§ Directive
All records must be quoted exactly. Omit the pictures.

§ Source records

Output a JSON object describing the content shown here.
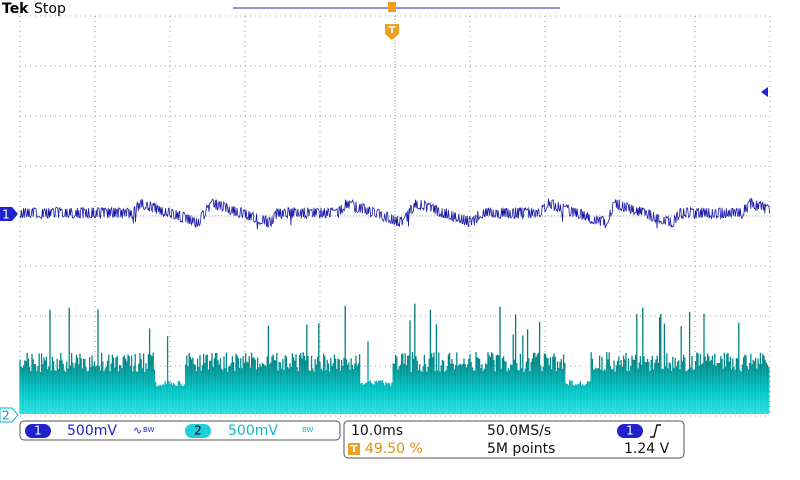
{
  "header": {
    "brand": "Tek",
    "status": "Stop"
  },
  "trigger_marker": "T",
  "bandwidth_mark": "BW",
  "channels": [
    {
      "number": "1",
      "scale": "500mV"
    },
    {
      "number": "2",
      "scale": "500mV"
    }
  ],
  "timebase": {
    "scale": "10.0ms",
    "sample_rate": "50.0MS/s",
    "trigger_position": "49.50 %",
    "record_length": "5M points"
  },
  "trigger": {
    "source": "1",
    "level": "1.24 V"
  }
}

§ The output
Output a JSON object describing the content shown here.
{
  "header": {
    "brand": "Tek",
    "status": "Stop"
  },
  "trigger_marker": "T",
  "bandwidth_mark": "BW",
  "channels": [
    {
      "number": "1",
      "scale": "500mV"
    },
    {
      "number": "2",
      "scale": "500mV"
    }
  ],
  "timebase": {
    "scale": "10.0ms",
    "sample_rate": "50.0MS/s",
    "trigger_position": "49.50 %",
    "record_length": "5M points"
  },
  "trigger": {
    "source": "1",
    "level": "1.24 V"
  }
}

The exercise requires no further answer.